## Data records
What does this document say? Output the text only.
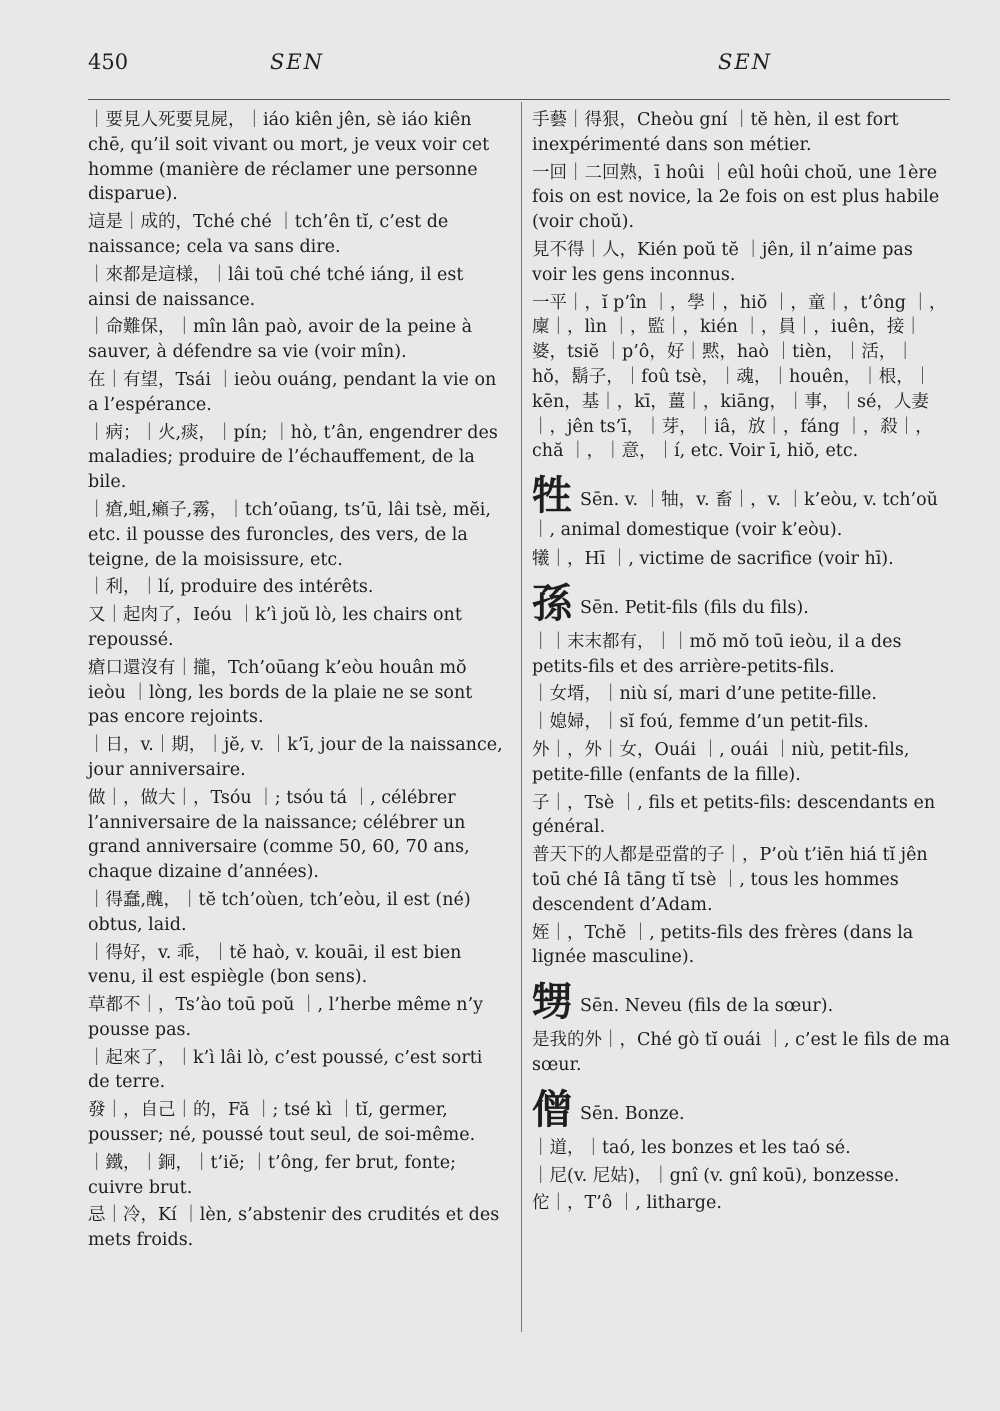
450	SEN	SEN
｜要見人死要見屍，｜iáo kiên jên, sè iáo kiên chē, qu’il soit vivant ou mort, je veux voir cet homme (manière de réclamer une personne disparue).
這是｜成的，Tché ché ｜tch’ên tĭ, c’est de naissance; cela va sans dire.
｜來都是這様，｜lâi toū ché tché iáng, il est ainsi de naissance.
｜命難保，｜mîn lân paò, avoir de la peine à sauver, à défendre sa vie (voir mîn).
在｜有望，Tsái ｜ieòu ouáng, pendant la vie on a l’espérance.
｜病；｜火,痰，｜pín; ｜hò, t’ân, engendrer des maladies; produire de l’échauffement, de la bile.
｜瘡,蛆,癩子,霧，｜tch’oūang, ts’ū, lâi tsè, mĕi, etc. il pousse des furoncles, des vers, de la teigne, de la moisissure, etc.
｜利，｜lí, produire des intérêts.
又｜起肉了，Ieóu ｜k’ì joŭ lò, les chairs ont repoussé.
瘡口還沒有｜攏，Tch’oūang k’eòu houân mŏ ieòu ｜lòng, les bords de la plaie ne se sont pas encore rejoints.
｜日，v.｜期，｜jĕ, v. ｜k’ī, jour de la naissance, jour anniversaire.
做｜，做大｜，Tsóu ｜; tsóu tá ｜, célébrer l’anniversaire de la naissance; célébrer un grand anniversaire (comme 50, 60, 70 ans, chaque dizaine d’années).
｜得蠢,醜，｜tĕ tch’oùen, tch’eòu, il est (né) obtus, laid.
｜得好，v. 乖，｜tĕ haò, v. kouāi, il est bien venu, il est espiègle (bon sens).
草都不｜，Ts’ào toū poŭ ｜, l’herbe même n’y pousse pas.
｜起來了，｜k’ì lâi lò, c’est poussé, c’est sorti de terre.
發｜，自己｜的，Fă ｜; tsé kì ｜tĭ, germer, pousser; né, poussé tout seul, de soi-même.
｜鐵，｜銅，｜t’iĕ; ｜t’ông, fer brut, fonte; cuivre brut.
忌｜冷，Kí ｜lèn, s’abstenir des crudités et des mets froids.
手藝｜得狠，Cheòu gní ｜tĕ hèn, il est fort inexpérimenté dans son métier.
一回｜二回熟，ī hoûi ｜eûl hoûi choŭ, une 1ère fois on est novice, la 2e fois on est plus habile (voir choŭ).
見不得｜人，Kién poŭ tĕ ｜jên, il n’aime pas voir les gens inconnus.
一平｜，ĭ p’în ｜，學｜，hiŏ ｜，童｜，t’ông ｜，廩｜，lìn ｜，監｜，kién ｜，員｜，iuên，接｜婆，tsiĕ ｜p’ô，好｜黙，haò ｜tièn，｜活，｜hŏ，鬍子，｜foû tsè，｜魂，｜houên，｜根，｜kēn，基｜，kī，薑｜，kiāng，｜事，｜sé，人妻｜，jên ts’ī，｜芽，｜iâ，放｜，fáng ｜，殺｜，chă ｜，｜意，｜í, etc. Voir ī, hiŏ, etc.
牲 Sēn. v. ｜牰，v. 畜｜，v. ｜k’eòu, v. tch’oŭ ｜, animal domestique (voir k’eòu).
犧｜，Hī ｜, victime de sacrifice (voir hī).
孫 Sēn. Petit-fils (fils du fils).
｜｜末末都有，｜｜mŏ mŏ toū ieòu, il a des petits-fils et des arrière-petits-fils.
｜女壻，｜niù sí, mari d’une petite-fille.
｜媳婦，｜sĭ foú, femme d’un petit-fils.
外｜，外｜女，Ouái ｜, ouái ｜niù, petit-fils, petite-fille (enfants de la fille).
子｜，Tsè ｜, fils et petits-fils: descendants en général.
普天下的人都是亞當的子｜，P’où t’iēn hiá tĭ jên toū ché Iâ tāng tĭ tsè ｜, tous les hommes descendent d’Adam.
姪｜，Tchĕ ｜, petits-fils des frères (dans la lignée masculine).
甥 Sēn. Neveu (fils de la sœur).
是我的外｜，Ché gò tĭ ouái ｜, c’est le fils de ma sœur.
僧 Sēn. Bonze.
｜道，｜taó, les bonzes et les taó sé.
｜尼(v. 尼姑)，｜gnî (v. gnî koū), bonzesse.
佗｜，T’ô ｜, litharge.
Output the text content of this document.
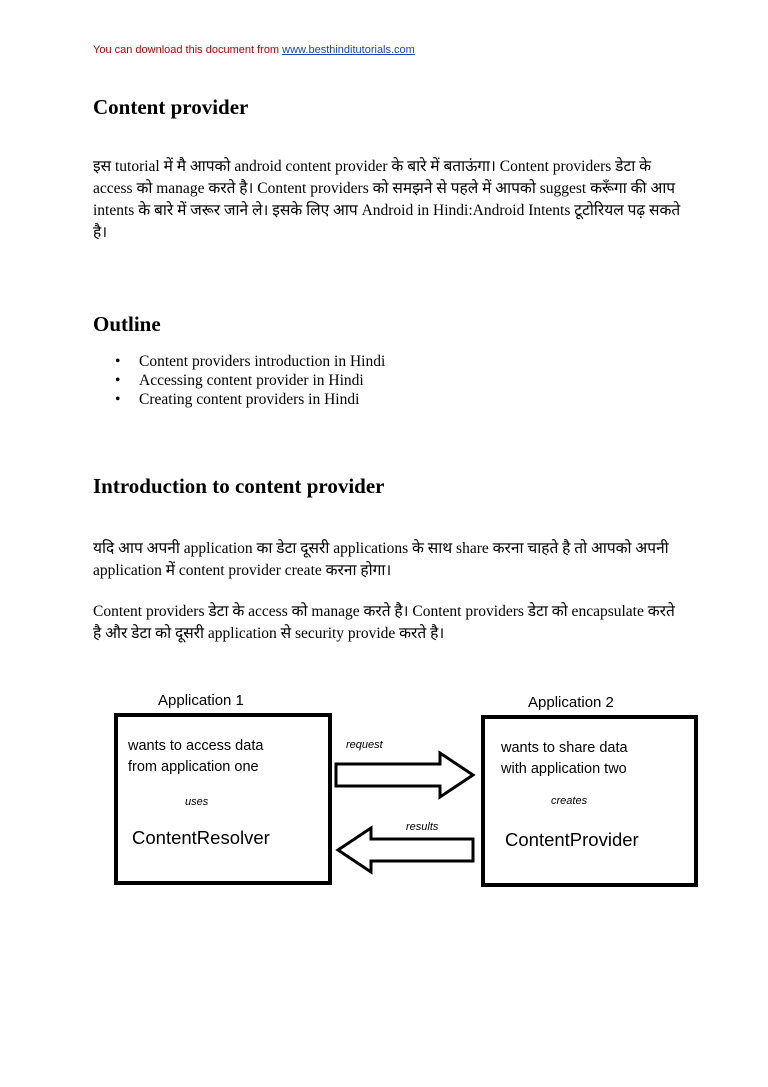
You can download this document from www.besthinditutorials.com
Content provider

इस tutorial में मै आपको android content provider के बारे में बताऊंगा। Content providers डेटा के access को manage करते है। Content providers को समझने से पहले में आपको suggest करूँगा की आप intents के बारे में जरूर जाने ले। इसके लिए आप Android in Hindi:Android Intents टूटोरियल पढ़ सकते है।

Outline
• Content providers introduction in Hindi
• Accessing content provider in Hindi
• Creating content providers in Hindi
Introduction to content provider

यदि आप अपनी application का डेटा दूसरी applications के साथ share करना चाहते है तो आपको अपनी application में content provider create करना होगा।

Content providers डेटा के access को manage करते है। Content providers डेटा को encapsulate करते है और डेटा को दूसरी application से security provide करते है।

Application 1
wants to access data
from application one
uses
ContentResolver
request
results
Application 2
wants to share data
with application two
creates
ContentProvider
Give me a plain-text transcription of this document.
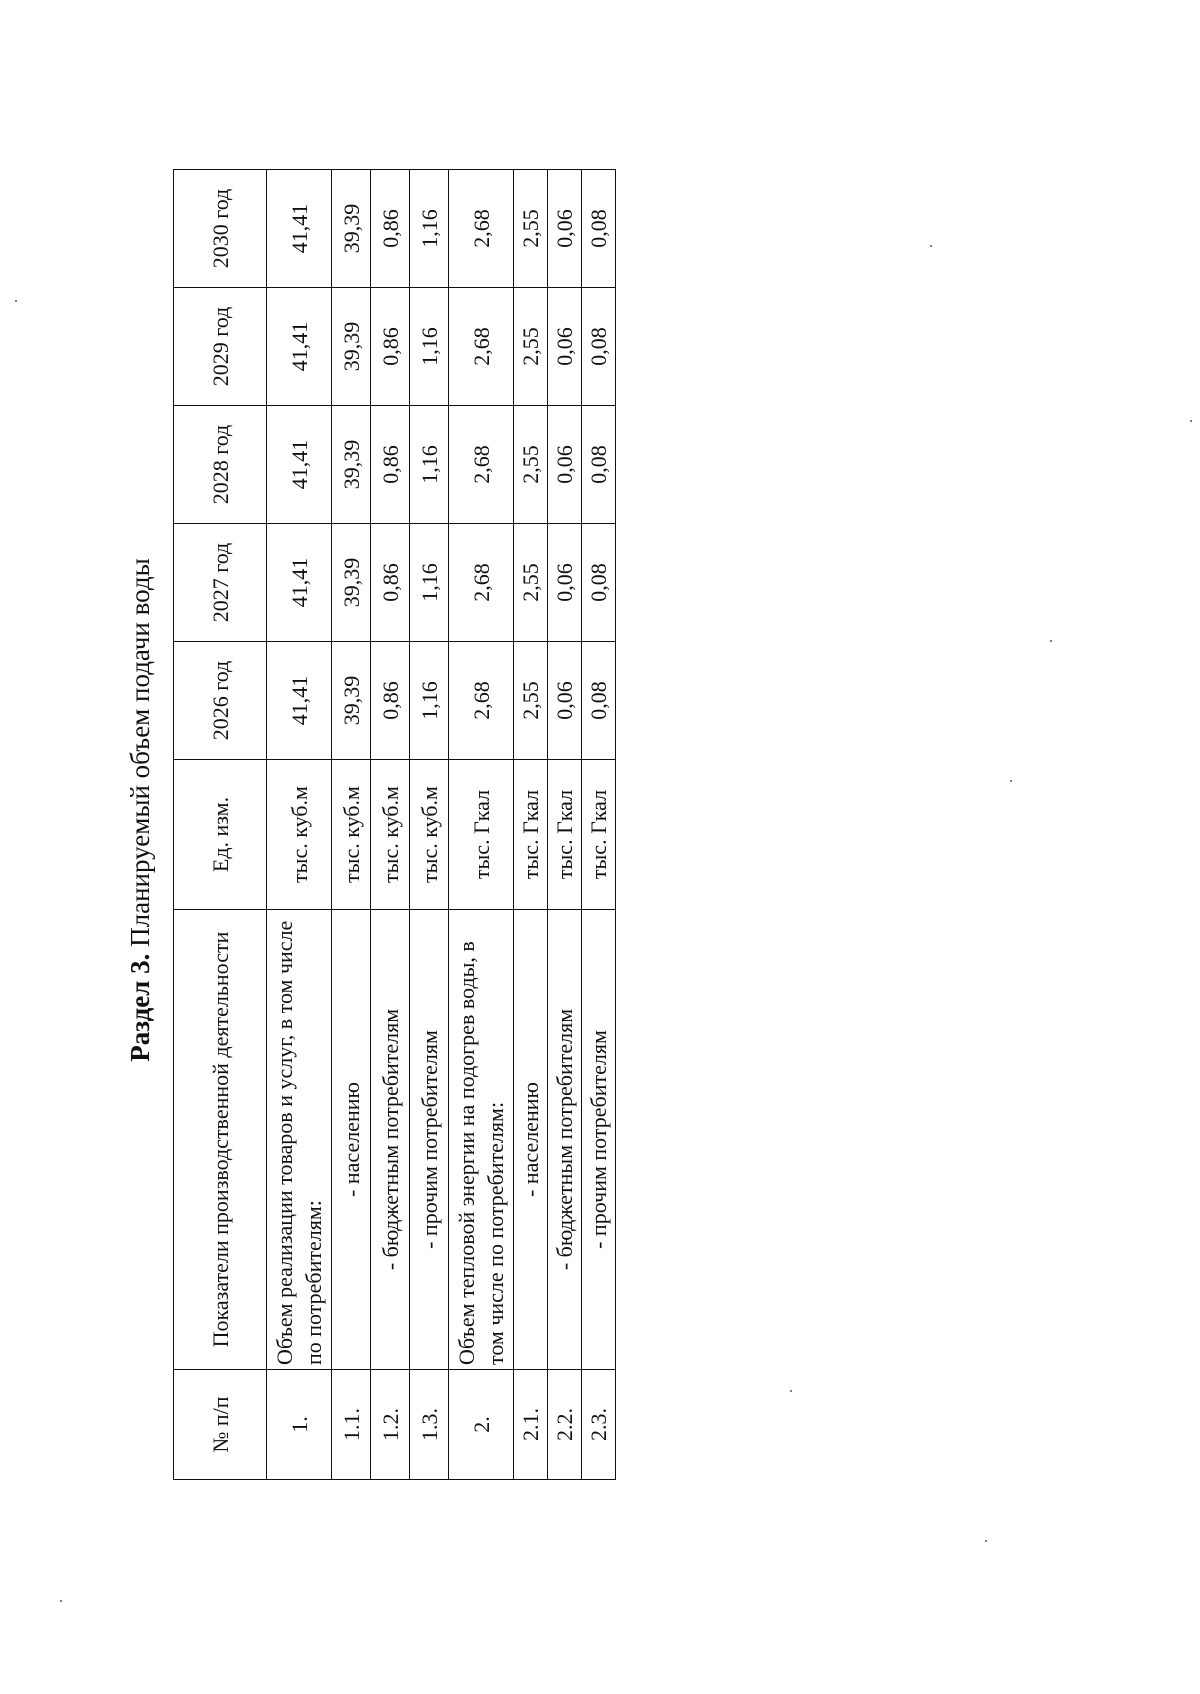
Раздел 3. Планируемый объем подачи воды
№ п/п	Показатели производственной деятельности	Ед. изм.	2026 год	2027 год	2028 год	2029 год	2030 год
1.	Объем реализации товаров и услуг, в том числе по потребителям:	тыс. куб.м	41,41	41,41	41,41	41,41	41,41
1.1.	- населению	тыс. куб.м	39,39	39,39	39,39	39,39	39,39
1.2.	- бюджетным потребителям	тыс. куб.м	0,86	0,86	0,86	0,86	0,86
1.3.	- прочим потребителям	тыс. куб.м	1,16	1,16	1,16	1,16	1,16
2.	Объем тепловой энергии на подогрев воды, в том числе по потребителям:	тыс. Гкал	2,68	2,68	2,68	2,68	2,68
2.1.	- населению	тыс. Гкал	2,55	2,55	2,55	2,55	2,55
2.2.	- бюджетным потребителям	тыс. Гкал	0,06	0,06	0,06	0,06	0,06
2.3.	- прочим потребителям	тыс. Гкал	0,08	0,08	0,08	0,08	0,08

## What this task involves
Using the material above, state how many lines include the string "providers". Answer with a single number.

## Answer to the task
4